*Stored entries*.
* * *

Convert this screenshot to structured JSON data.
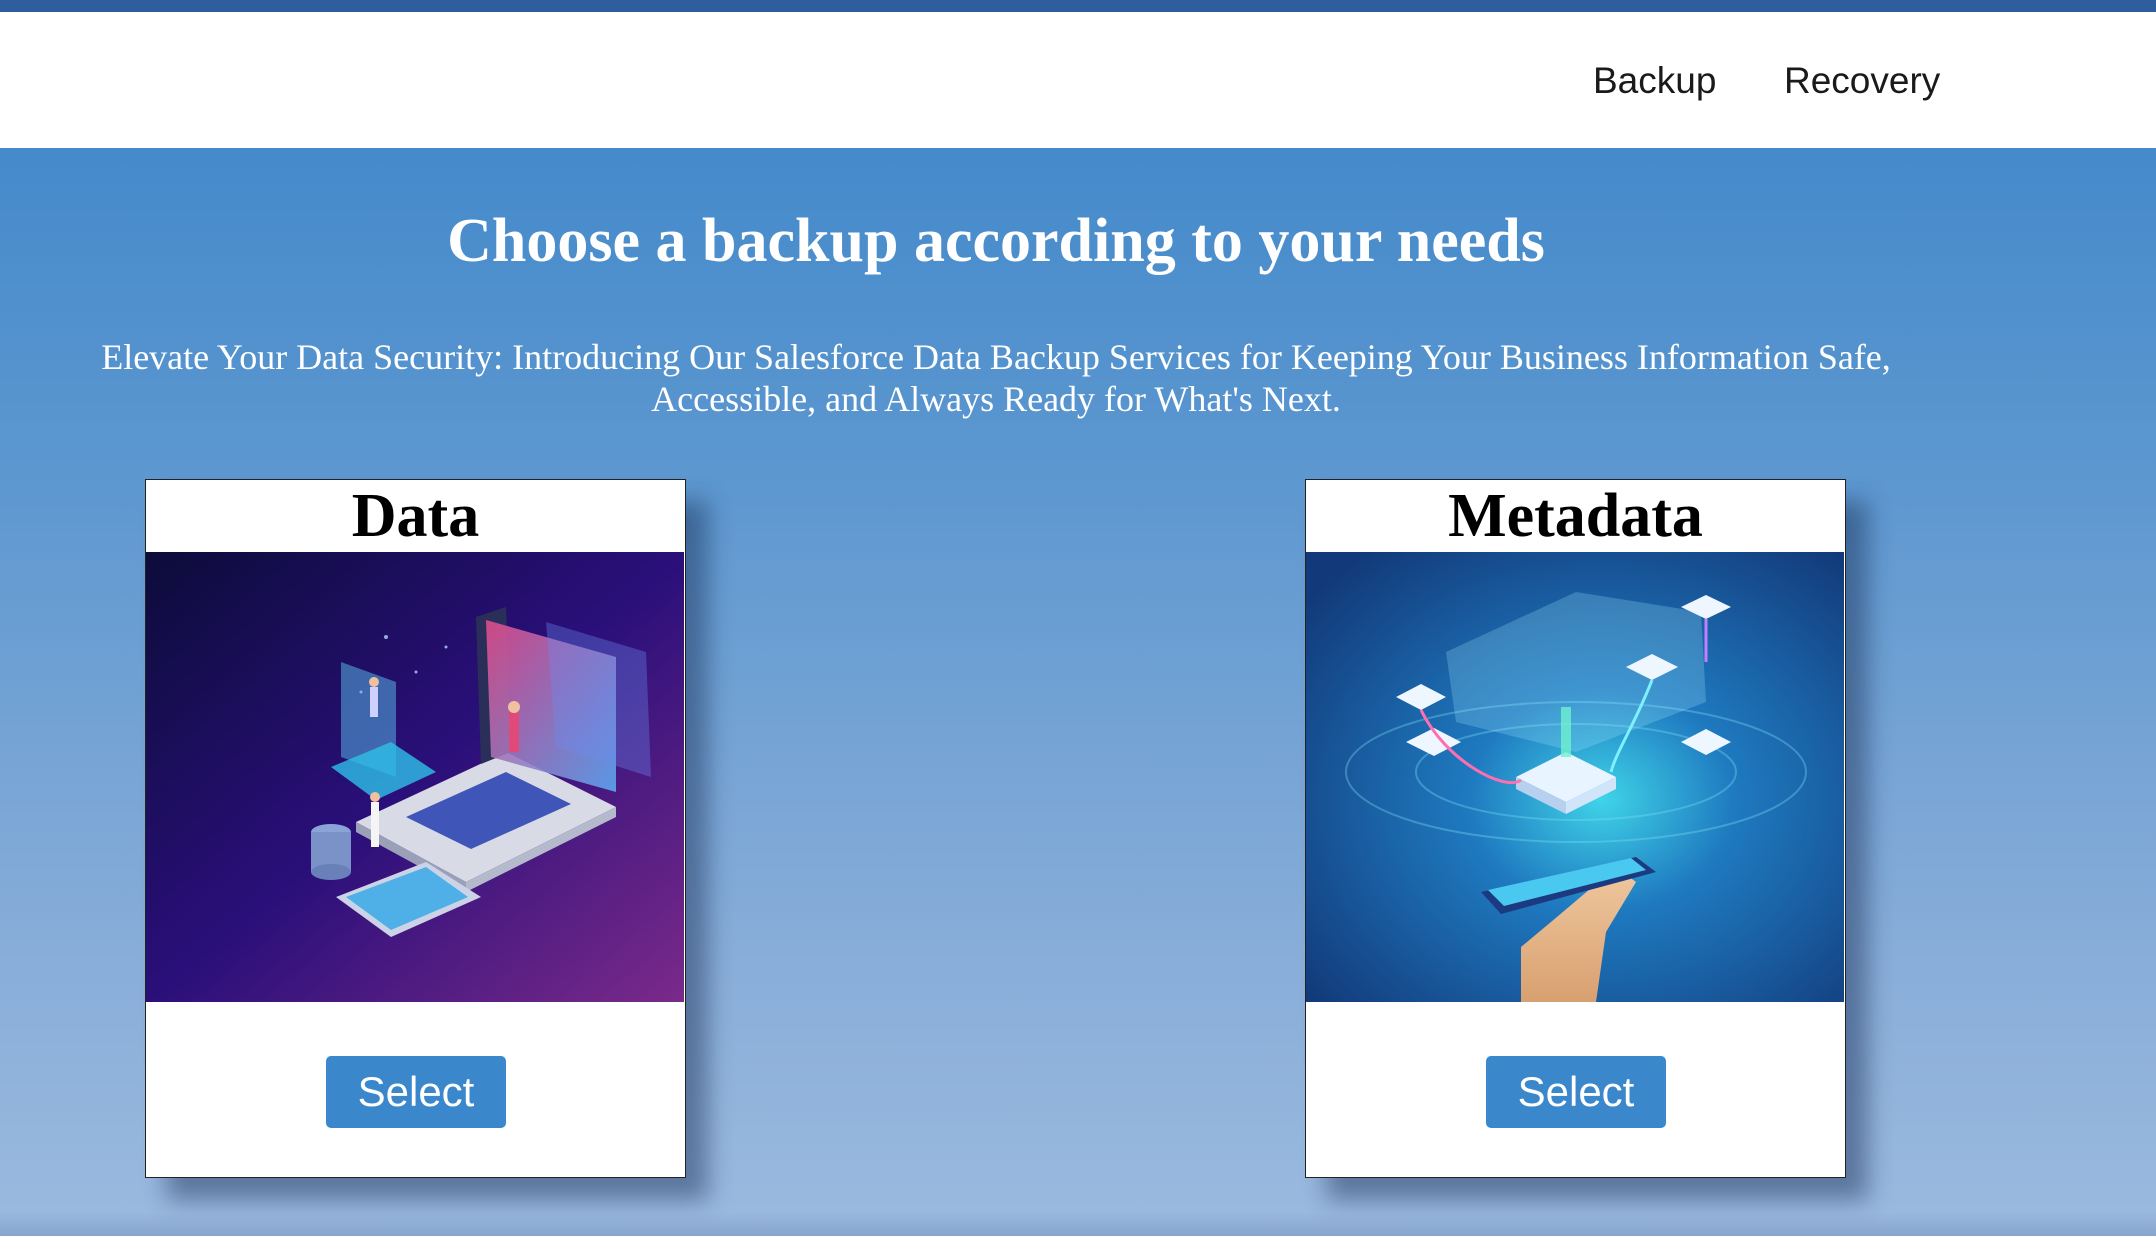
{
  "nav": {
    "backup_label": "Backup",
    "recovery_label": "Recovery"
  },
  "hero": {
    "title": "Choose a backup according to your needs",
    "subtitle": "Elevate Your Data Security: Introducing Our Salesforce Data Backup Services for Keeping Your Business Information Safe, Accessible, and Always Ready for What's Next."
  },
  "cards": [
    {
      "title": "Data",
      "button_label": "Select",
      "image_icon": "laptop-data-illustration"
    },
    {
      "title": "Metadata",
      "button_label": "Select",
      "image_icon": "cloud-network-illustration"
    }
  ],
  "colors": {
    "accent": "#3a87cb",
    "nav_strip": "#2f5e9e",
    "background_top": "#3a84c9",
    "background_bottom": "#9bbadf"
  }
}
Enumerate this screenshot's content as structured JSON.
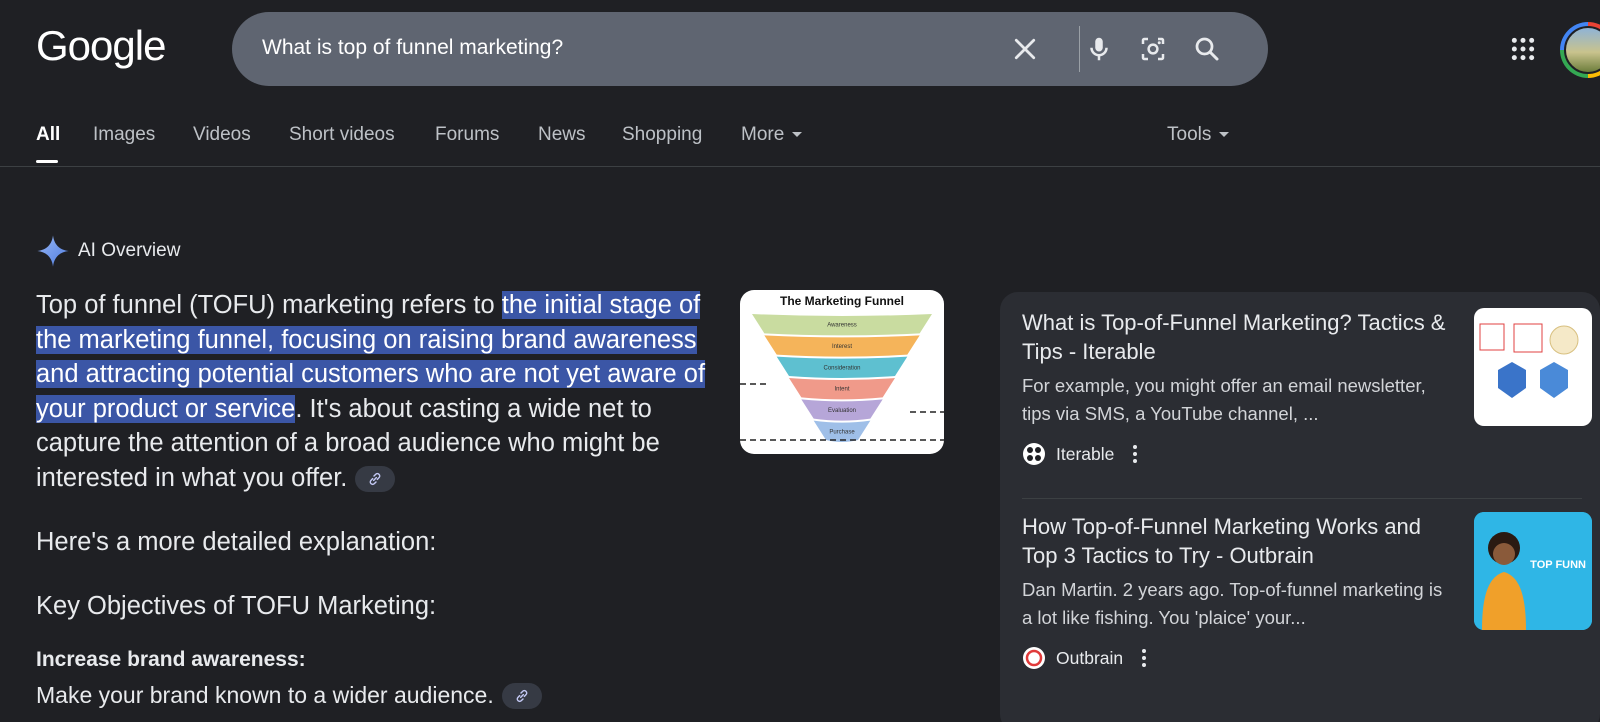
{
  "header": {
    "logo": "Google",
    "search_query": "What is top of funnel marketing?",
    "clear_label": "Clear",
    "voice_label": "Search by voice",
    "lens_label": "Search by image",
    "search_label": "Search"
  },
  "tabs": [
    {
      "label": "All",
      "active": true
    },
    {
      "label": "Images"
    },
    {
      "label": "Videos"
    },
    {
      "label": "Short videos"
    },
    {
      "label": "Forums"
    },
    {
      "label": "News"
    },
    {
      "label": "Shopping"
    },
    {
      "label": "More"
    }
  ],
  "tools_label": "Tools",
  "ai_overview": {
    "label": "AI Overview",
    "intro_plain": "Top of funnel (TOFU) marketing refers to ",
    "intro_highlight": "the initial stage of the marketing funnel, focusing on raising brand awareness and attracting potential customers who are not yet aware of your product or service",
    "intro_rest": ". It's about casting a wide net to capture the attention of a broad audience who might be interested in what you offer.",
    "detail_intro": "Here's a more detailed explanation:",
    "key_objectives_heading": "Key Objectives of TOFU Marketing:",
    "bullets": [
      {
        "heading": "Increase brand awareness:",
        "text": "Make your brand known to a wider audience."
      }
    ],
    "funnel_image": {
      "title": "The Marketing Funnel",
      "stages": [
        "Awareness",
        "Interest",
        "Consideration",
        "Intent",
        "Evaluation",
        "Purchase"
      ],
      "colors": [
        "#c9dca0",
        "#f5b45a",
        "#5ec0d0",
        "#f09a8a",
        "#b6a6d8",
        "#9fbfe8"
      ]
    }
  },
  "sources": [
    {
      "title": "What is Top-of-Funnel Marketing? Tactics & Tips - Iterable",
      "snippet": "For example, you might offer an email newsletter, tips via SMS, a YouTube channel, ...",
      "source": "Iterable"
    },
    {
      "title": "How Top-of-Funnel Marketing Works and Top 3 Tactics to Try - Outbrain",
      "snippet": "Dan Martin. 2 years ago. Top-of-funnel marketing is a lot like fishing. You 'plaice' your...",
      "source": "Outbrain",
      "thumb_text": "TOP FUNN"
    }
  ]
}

* * *

*Stated problem*. Repeat the listing verbatim. Skip the pictures.

*Full answer*.
Convert this screenshot to structured JSON data.
{
  "nav": {
    "backup_label": "Backup",
    "recovery_label": "Recovery"
  },
  "hero": {
    "title": "Choose a backup according to your needs",
    "subtitle": "Elevate Your Data Security: Introducing Our Salesforce Data Backup Services for Keeping Your Business Information Safe, Accessible, and Always Ready for What's Next."
  },
  "cards": [
    {
      "title": "Data",
      "button_label": "Select",
      "image_icon": "laptop-data-illustration"
    },
    {
      "title": "Metadata",
      "button_label": "Select",
      "image_icon": "cloud-network-illustration"
    }
  ],
  "colors": {
    "accent": "#3a87cb",
    "nav_strip": "#2f5e9e",
    "background_top": "#3a84c9",
    "background_bottom": "#9bbadf"
  }
}
Enumerate this screenshot's content as structured JSON.
{
  "header": {
    "logo": "Google",
    "search_query": "What is top of funnel marketing?",
    "clear_label": "Clear",
    "voice_label": "Search by voice",
    "lens_label": "Search by image",
    "search_label": "Search"
  },
  "tabs": [
    {
      "label": "All",
      "active": true
    },
    {
      "label": "Images"
    },
    {
      "label": "Videos"
    },
    {
      "label": "Short videos"
    },
    {
      "label": "Forums"
    },
    {
      "label": "News"
    },
    {
      "label": "Shopping"
    },
    {
      "label": "More"
    }
  ],
  "tools_label": "Tools",
  "ai_overview": {
    "label": "AI Overview",
    "intro_plain": "Top of funnel (TOFU) marketing refers to ",
    "intro_highlight": "the initial stage of the marketing funnel, focusing on raising brand awareness and attracting potential customers who are not yet aware of your product or service",
    "intro_rest": ". It's about casting a wide net to capture the attention of a broad audience who might be interested in what you offer.",
    "detail_intro": "Here's a more detailed explanation:",
    "key_objectives_heading": "Key Objectives of TOFU Marketing:",
    "bullets": [
      {
        "heading": "Increase brand awareness:",
        "text": "Make your brand known to a wider audience."
      }
    ],
    "funnel_image": {
      "title": "The Marketing Funnel",
      "stages": [
        "Awareness",
        "Interest",
        "Consideration",
        "Intent",
        "Evaluation",
        "Purchase"
      ],
      "colors": [
        "#c9dca0",
        "#f5b45a",
        "#5ec0d0",
        "#f09a8a",
        "#b6a6d8",
        "#9fbfe8"
      ]
    }
  },
  "sources": [
    {
      "title": "What is Top-of-Funnel Marketing? Tactics & Tips - Iterable",
      "snippet": "For example, you might offer an email newsletter, tips via SMS, a YouTube channel, ...",
      "source": "Iterable"
    },
    {
      "title": "How Top-of-Funnel Marketing Works and Top 3 Tactics to Try - Outbrain",
      "snippet": "Dan Martin. 2 years ago. Top-of-funnel marketing is a lot like fishing. You 'plaice' your...",
      "source": "Outbrain",
      "thumb_text": "TOP FUNN"
    }
  ]
}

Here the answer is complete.